(PROBLEM):
Only the pictures are omitted; repeat all other data exactly.

(Recorded data):

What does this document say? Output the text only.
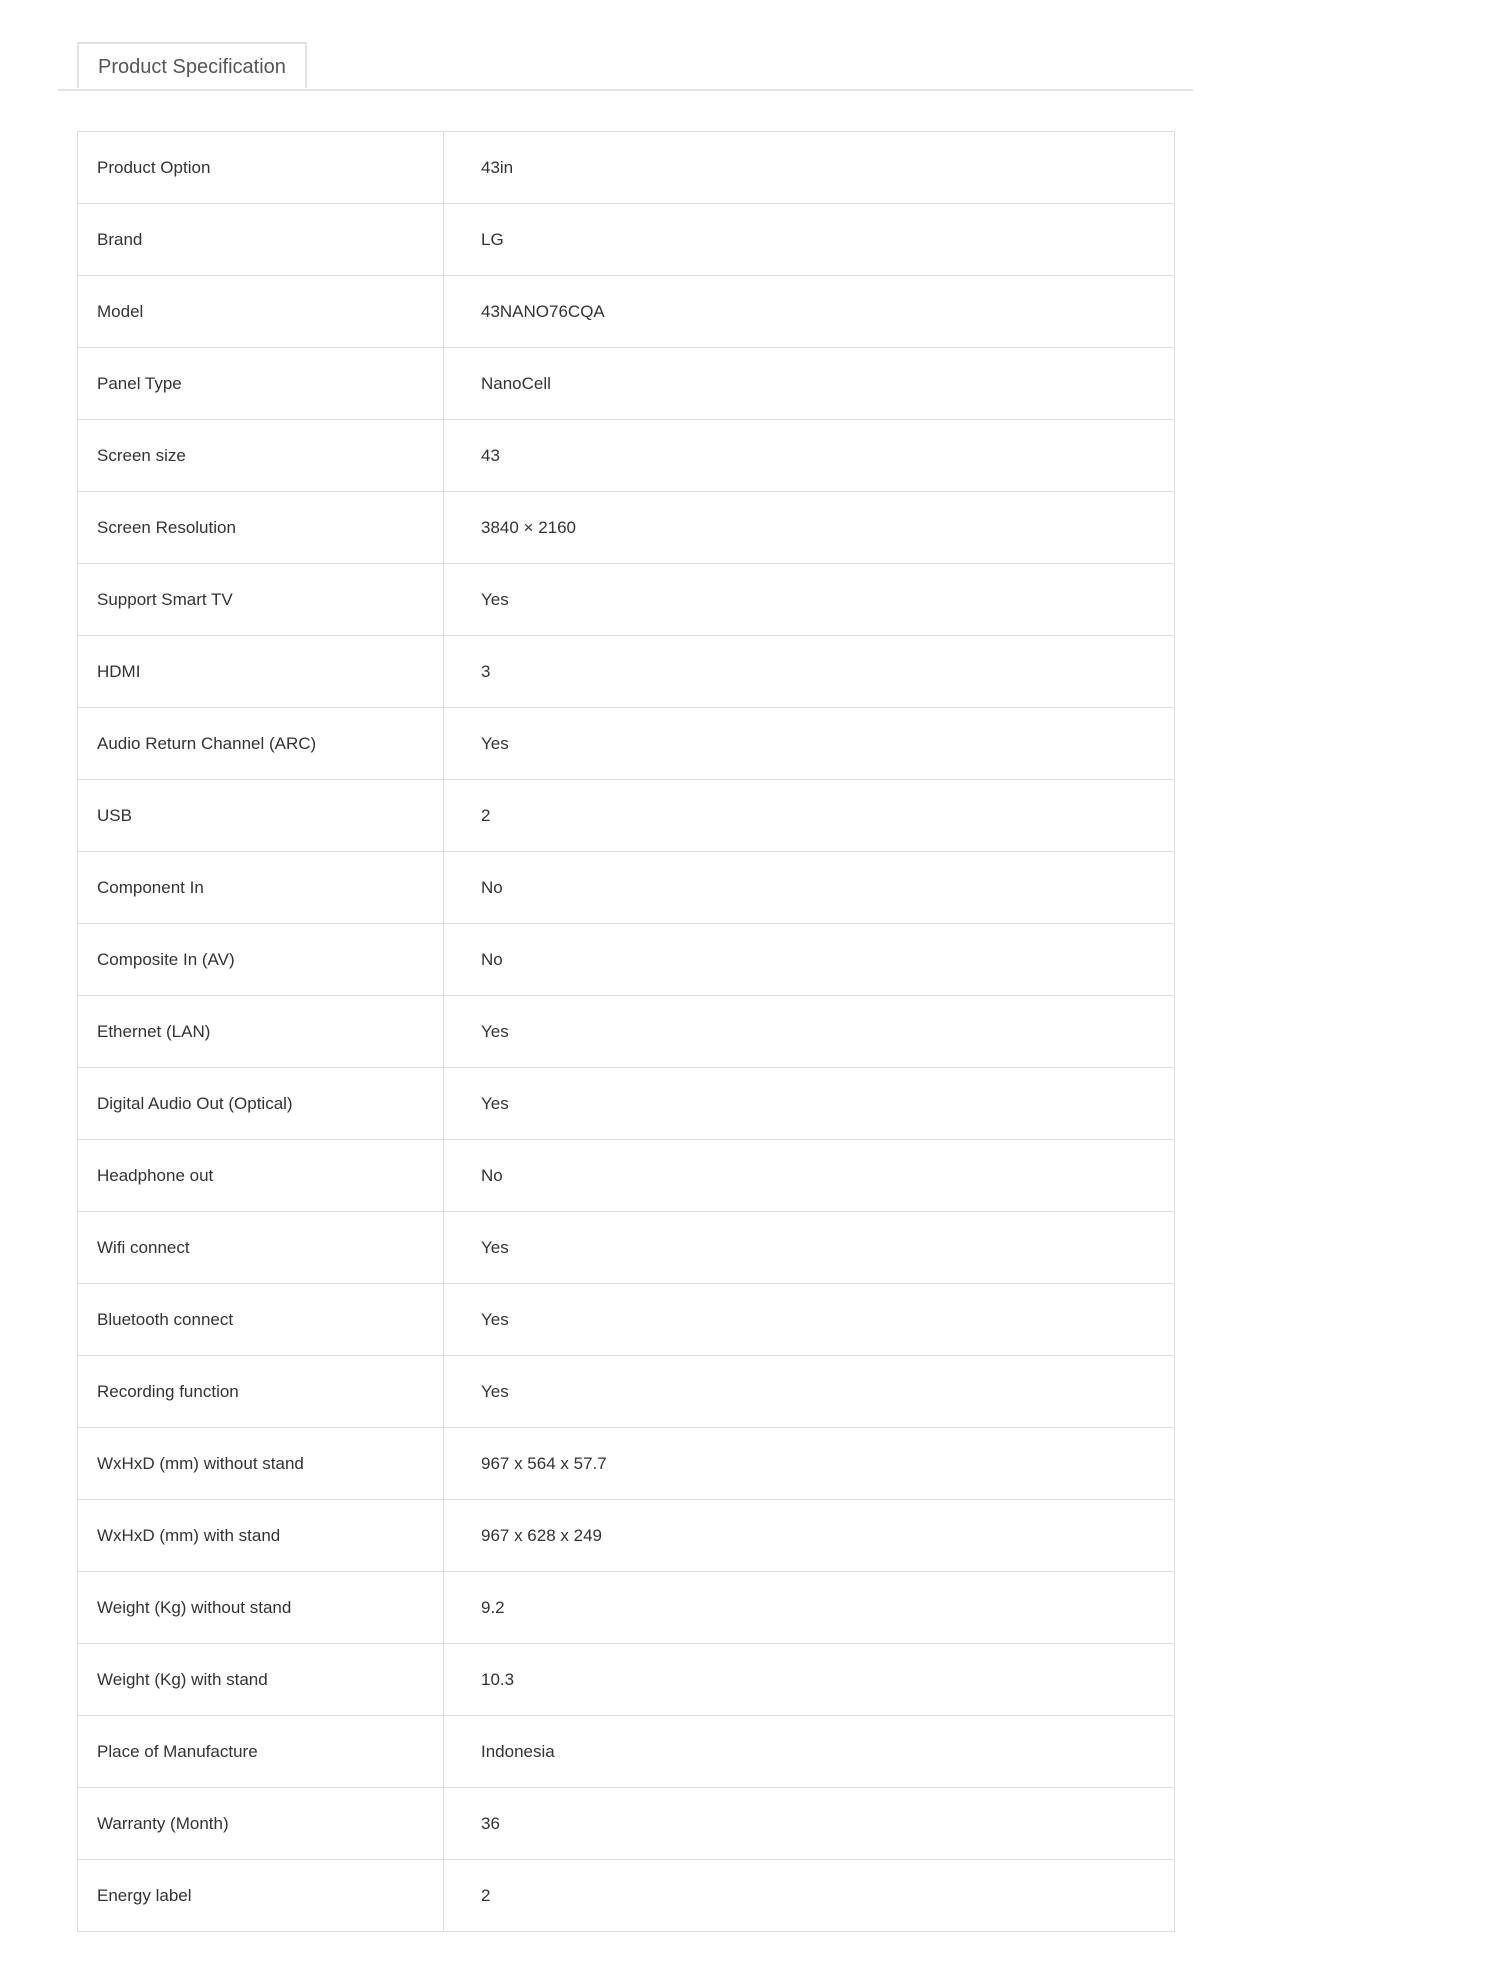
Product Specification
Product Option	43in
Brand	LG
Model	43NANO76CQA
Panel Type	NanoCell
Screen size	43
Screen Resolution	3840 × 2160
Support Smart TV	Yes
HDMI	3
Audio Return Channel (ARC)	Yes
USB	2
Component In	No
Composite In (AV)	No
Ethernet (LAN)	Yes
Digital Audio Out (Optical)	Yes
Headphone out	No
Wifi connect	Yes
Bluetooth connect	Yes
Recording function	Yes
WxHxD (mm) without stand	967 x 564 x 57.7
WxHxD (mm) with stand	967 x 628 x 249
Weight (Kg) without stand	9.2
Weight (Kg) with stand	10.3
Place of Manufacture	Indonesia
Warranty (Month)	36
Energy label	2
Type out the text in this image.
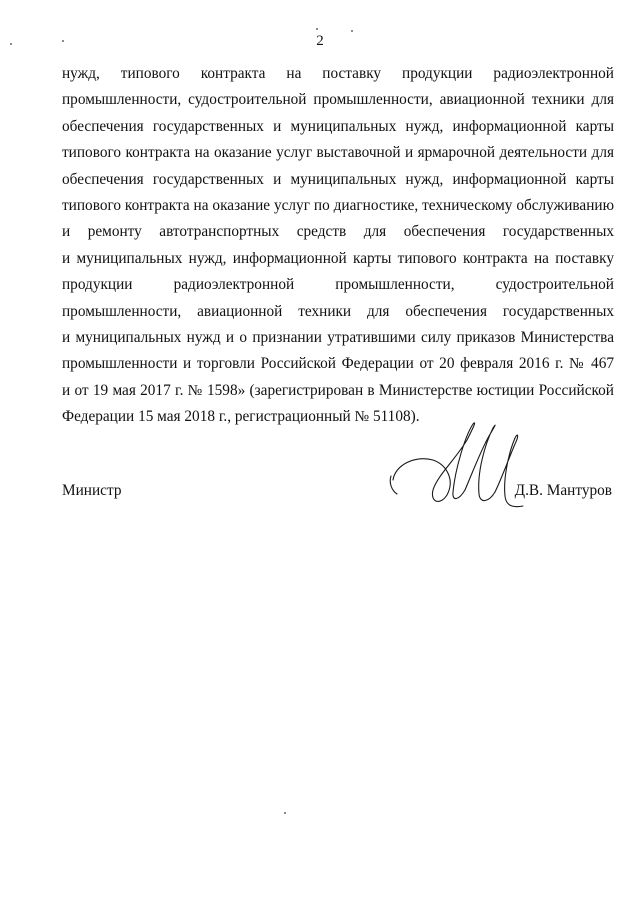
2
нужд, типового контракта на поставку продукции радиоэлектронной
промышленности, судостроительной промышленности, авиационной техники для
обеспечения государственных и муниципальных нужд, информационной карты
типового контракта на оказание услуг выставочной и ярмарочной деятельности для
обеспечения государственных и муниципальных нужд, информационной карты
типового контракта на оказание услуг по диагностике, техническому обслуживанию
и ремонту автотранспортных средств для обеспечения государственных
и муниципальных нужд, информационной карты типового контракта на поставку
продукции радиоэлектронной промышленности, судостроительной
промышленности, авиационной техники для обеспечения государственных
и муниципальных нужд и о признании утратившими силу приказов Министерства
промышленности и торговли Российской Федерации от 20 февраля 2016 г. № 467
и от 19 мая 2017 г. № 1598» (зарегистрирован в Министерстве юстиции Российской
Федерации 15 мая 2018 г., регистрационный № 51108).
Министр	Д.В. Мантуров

(RESPONSE):
What does this document say? Output the text only.
Product Specification
Product Option	43in
Brand	LG
Model	43NANO76CQA
Panel Type	NanoCell
Screen size	43
Screen Resolution	3840 × 2160
Support Smart TV	Yes
HDMI	3
Audio Return Channel (ARC)	Yes
USB	2
Component In	No
Composite In (AV)	No
Ethernet (LAN)	Yes
Digital Audio Out (Optical)	Yes
Headphone out	No
Wifi connect	Yes
Bluetooth connect	Yes
Recording function	Yes
WxHxD (mm) without stand	967 x 564 x 57.7
WxHxD (mm) with stand	967 x 628 x 249
Weight (Kg) without stand	9.2
Weight (Kg) with stand	10.3
Place of Manufacture	Indonesia
Warranty (Month)	36
Energy label	2
Type out the text in this image.
2
нужд, типового контракта на поставку продукции радиоэлектронной
промышленности, судостроительной промышленности, авиационной техники для
обеспечения государственных и муниципальных нужд, информационной карты
типового контракта на оказание услуг выставочной и ярмарочной деятельности для
обеспечения государственных и муниципальных нужд, информационной карты
типового контракта на оказание услуг по диагностике, техническому обслуживанию
и ремонту автотранспортных средств для обеспечения государственных
и муниципальных нужд, информационной карты типового контракта на поставку
продукции радиоэлектронной промышленности, судостроительной
промышленности, авиационной техники для обеспечения государственных
и муниципальных нужд и о признании утратившими силу приказов Министерства
промышленности и торговли Российской Федерации от 20 февраля 2016 г. № 467
и от 19 мая 2017 г. № 1598» (зарегистрирован в Министерстве юстиции Российской
Федерации 15 мая 2018 г., регистрационный № 51108).
Министр	Д.В. Мантуров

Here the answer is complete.